CHALLENGE >> Images are excluded; otherwise, output every record exactly.

PROVIDED INFORMATION >>
* * * * *
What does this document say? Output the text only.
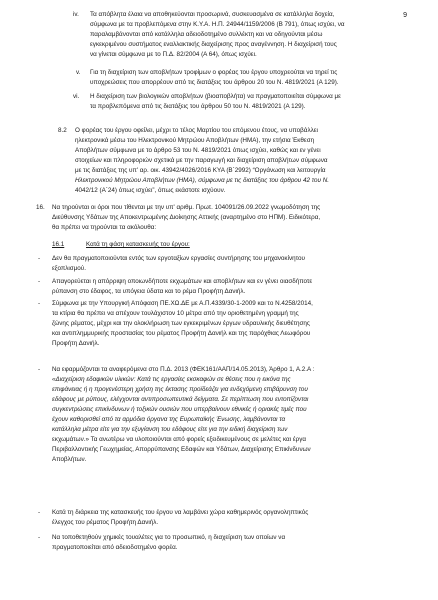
9
iv. Τα απόβλητα έλαια να αποθηκεύονται προσωρινά, συσκευασμένα σε κατάλληλα δοχεία,
σύμφωνα με τα προβλεπόμενα στην Κ.Υ.Α. Η.Π. 24944/1159/2006 (Β 791), όπως ισχύει, να
παραλαμβάνονται από κατάλληλα αδειοδοτημένο συλλέκτη και να οδηγούνται μέσω
εγκεκριμένου συστήματος εναλλακτικής διαχείρισης προς αναγέννηση. Η διαχείρισή τους
να γίνεται σύμφωνα με το Π.Δ. 82/2004 (Α 64), όπως ισχύει.
v. Για τη διαχείριση των αποβλήτων τροφίμων ο φορέας του έργου υποχρεούται να τηρεί τις
υποχρεώσεις που απορρέουν από τις διατάξεις του άρθρου 20 του Ν. 4819/2021 (Α 129).
vi. Η διαχείριση των βιολογικών αποβλήτων (βιοαποβλήτα) να πραγματοποιείται σύμφωνα με
τα προβλεπόμενα από τις διατάξεις του άρθρου 50 του Ν. 4819/2021 (Α 129).
8.2 Ο φορέας του έργου οφείλει, μέχρι το τέλος Μαρτίου του επόμενου έτους, να υποβάλλει
ηλεκτρονικά μέσω του Ηλεκτρονικού Μητρώου Αποβλήτων (ΗΜΑ), την ετήσια Έκθεση
Αποβλήτων σύμφωνα με το άρθρο 53 του Ν. 4819/2021 όπως ισχύει, καθώς και εν γένει
στοιχείων και πληροφοριών σχετικά με την παραγωγή και διαχείριση αποβλήτων σύμφωνα
με τις διατάξεις της υπ' αρ. οικ. 43942/4026/2016 ΚΥΑ (Β΄2992) “Οργάνωση και λειτουργία
Ηλεκτρονικού Μητρώου Αποβλήτων (ΗΜΑ), σύμφωνα με τις διατάξεις του άρθρου 42 του Ν.
4042/12 (Α΄24) όπως ισχύει”, όπως εκάστοτε ισχύουν.
16. Να τηρούνται οι όροι που τίθενται με την υπ' αριθμ. Πρωτ. 104091/26.09.2022 γνωμοδότηση της
Διεύθυνσης Υδάτων της Αποκεντρωμένης Διοίκησης Αττικής (αναρτημένο στο ΗΠΜ). Ειδικότερα,
θα πρέπει να τηρούνται τα ακόλουθα:
16.1	Κατά τη φάση κατασκευής του έργου:
- Δεν θα πραγματοποιούνται εντός των εργοταξίων εργασίες συντήρησης του μηχανοκίνητου
εξοπλισμού.
- Απαγορεύεται η απόρριψη οποιωνδήποτε εκχωμάτων και αποβλήτων και εν γένει οιασδήποτε
ρύπανση στο έδαφος, τα υπόγεια ύδατα και το ρέμα Προφήτη Δανιήλ.
- Σύμφωνα με την Υπουργική Απόφαση ΠΕ.ΧΩ.ΔΕ με Α.Π.4339/30-1-2009 και το Ν.4258/2014,
τα κτίρια θα πρέπει να απέχουν τουλάχιστον 10 μέτρα από την οριοθετημένη γραμμή της
ζώνης ρέματος, μέχρι και την ολοκλήρωση των εγκεκριμένων έργων υδραυλικής διευθέτησης
και αντιπλημμυρικής προστασίας του ρέματος Προφήτη Δανιήλ και της παρόχθιας Λεωφόρου
Προφήτη Δανιήλ.
- Να εφαρμόζονται τα αναφερόμενα στο Π.Δ. 2013 (ΦΕΚ161/ΑΑΠ/14.05.2013), Άρθρο 1, Α.2.Α :
«Διαχείριση εδαφικών υλικών: Κατά τις εργασίες εκσκαφών σε θέσεις που η εικόνα της
επιφάνειας ή η προγενέστερη χρήση της έκτασης προϊδεάζει για ενδεχόμενη επιβάρυνση του
εδάφους με ρύπους, ελέγχονται αντιπροσωπευτικά δείγματα. Σε περίπτωση που εντοπίζονται
συγκεντρώσεις επικίνδυνων ή τοξικών ουσιών που υπερβαίνουν εθνικές ή οριακές τιμές που
έχουν καθορισθεί από τα αρμόδια όργανα της Ευρωπαϊκής Ένωσης, λαμβάνονται τα
κατάλληλα μέτρα είτε για την εξυγίανση του εδάφους είτε για την ειδική διαχείριση των
εκχωμάτων.» Τα ανωτέρω να υλοποιούνται από φορείς εξειδικευμένους σε μελέτες και έργα
Περιβαλλοντικής Γεωχημείας, Απορρύπανσης Εδαφών και Υδάτων, Διαχείρισης Επικίνδυνων
Αποβλήτων.
- Κατά τη διάρκεια της κατασκευής του έργου να λαμβάνει χώρα καθημερινός οργανοληπτικός
έλεγχος του ρέματος Προφήτη Δανιήλ.
- Να τοποθετηθούν χημικές τουαλέτες για το προσωπικό, η διαχείριση των οποίων να
πραγματοποιείται από αδειοδοτημένο φορέα.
* * * * *
THE OUTPUT >>
What does this document say? Output the text only.
9
iv. Τα απόβλητα έλαια να αποθηκεύονται προσωρινά, συσκευασμένα σε κατάλληλα δοχεία,
σύμφωνα με τα προβλεπόμενα στην Κ.Υ.Α. Η.Π. 24944/1159/2006 (Β 791), όπως ισχύει, να
παραλαμβάνονται από κατάλληλα αδειοδοτημένο συλλέκτη και να οδηγούνται μέσω
εγκεκριμένου συστήματος εναλλακτικής διαχείρισης προς αναγέννηση. Η διαχείρισή τους
να γίνεται σύμφωνα με το Π.Δ. 82/2004 (Α 64), όπως ισχύει.
v. Για τη διαχείριση των αποβλήτων τροφίμων ο φορέας του έργου υποχρεούται να τηρεί τις
υποχρεώσεις που απορρέουν από τις διατάξεις του άρθρου 20 του Ν. 4819/2021 (Α 129).
vi. Η διαχείριση των βιολογικών αποβλήτων (βιοαποβλήτα) να πραγματοποιείται σύμφωνα με
τα προβλεπόμενα από τις διατάξεις του άρθρου 50 του Ν. 4819/2021 (Α 129).
8.2 Ο φορέας του έργου οφείλει, μέχρι το τέλος Μαρτίου του επόμενου έτους, να υποβάλλει
ηλεκτρονικά μέσω του Ηλεκτρονικού Μητρώου Αποβλήτων (ΗΜΑ), την ετήσια Έκθεση
Αποβλήτων σύμφωνα με το άρθρο 53 του Ν. 4819/2021 όπως ισχύει, καθώς και εν γένει
στοιχείων και πληροφοριών σχετικά με την παραγωγή και διαχείριση αποβλήτων σύμφωνα
με τις διατάξεις της υπ' αρ. οικ. 43942/4026/2016 ΚΥΑ (Β΄2992) “Οργάνωση και λειτουργία
Ηλεκτρονικού Μητρώου Αποβλήτων (ΗΜΑ), σύμφωνα με τις διατάξεις του άρθρου 42 του Ν.
4042/12 (Α΄24) όπως ισχύει”, όπως εκάστοτε ισχύουν.
16. Να τηρούνται οι όροι που τίθενται με την υπ' αριθμ. Πρωτ. 104091/26.09.2022 γνωμοδότηση της
Διεύθυνσης Υδάτων της Αποκεντρωμένης Διοίκησης Αττικής (αναρτημένο στο ΗΠΜ). Ειδικότερα,
θα πρέπει να τηρούνται τα ακόλουθα:
16.1	Κατά τη φάση κατασκευής του έργου:
- Δεν θα πραγματοποιούνται εντός των εργοταξίων εργασίες συντήρησης του μηχανοκίνητου
εξοπλισμού.
- Απαγορεύεται η απόρριψη οποιωνδήποτε εκχωμάτων και αποβλήτων και εν γένει οιασδήποτε
ρύπανση στο έδαφος, τα υπόγεια ύδατα και το ρέμα Προφήτη Δανιήλ.
- Σύμφωνα με την Υπουργική Απόφαση ΠΕ.ΧΩ.ΔΕ με Α.Π.4339/30-1-2009 και το Ν.4258/2014,
τα κτίρια θα πρέπει να απέχουν τουλάχιστον 10 μέτρα από την οριοθετημένη γραμμή της
ζώνης ρέματος, μέχρι και την ολοκλήρωση των εγκεκριμένων έργων υδραυλικής διευθέτησης
και αντιπλημμυρικής προστασίας του ρέματος Προφήτη Δανιήλ και της παρόχθιας Λεωφόρου
Προφήτη Δανιήλ.
- Να εφαρμόζονται τα αναφερόμενα στο Π.Δ. 2013 (ΦΕΚ161/ΑΑΠ/14.05.2013), Άρθρο 1, Α.2.Α :
«Διαχείριση εδαφικών υλικών: Κατά τις εργασίες εκσκαφών σε θέσεις που η εικόνα της
επιφάνειας ή η προγενέστερη χρήση της έκτασης προϊδεάζει για ενδεχόμενη επιβάρυνση του
εδάφους με ρύπους, ελέγχονται αντιπροσωπευτικά δείγματα. Σε περίπτωση που εντοπίζονται
συγκεντρώσεις επικίνδυνων ή τοξικών ουσιών που υπερβαίνουν εθνικές ή οριακές τιμές που
έχουν καθορισθεί από τα αρμόδια όργανα της Ευρωπαϊκής Ένωσης, λαμβάνονται τα
κατάλληλα μέτρα είτε για την εξυγίανση του εδάφους είτε για την ειδική διαχείριση των
εκχωμάτων.» Τα ανωτέρω να υλοποιούνται από φορείς εξειδικευμένους σε μελέτες και έργα
Περιβαλλοντικής Γεωχημείας, Απορρύπανσης Εδαφών και Υδάτων, Διαχείρισης Επικίνδυνων
Αποβλήτων.
- Κατά τη διάρκεια της κατασκευής του έργου να λαμβάνει χώρα καθημερινός οργανοληπτικός
έλεγχος του ρέματος Προφήτη Δανιήλ.
- Να τοποθετηθούν χημικές τουαλέτες για το προσωπικό, η διαχείριση των οποίων να
πραγματοποιείται από αδειοδοτημένο φορέα.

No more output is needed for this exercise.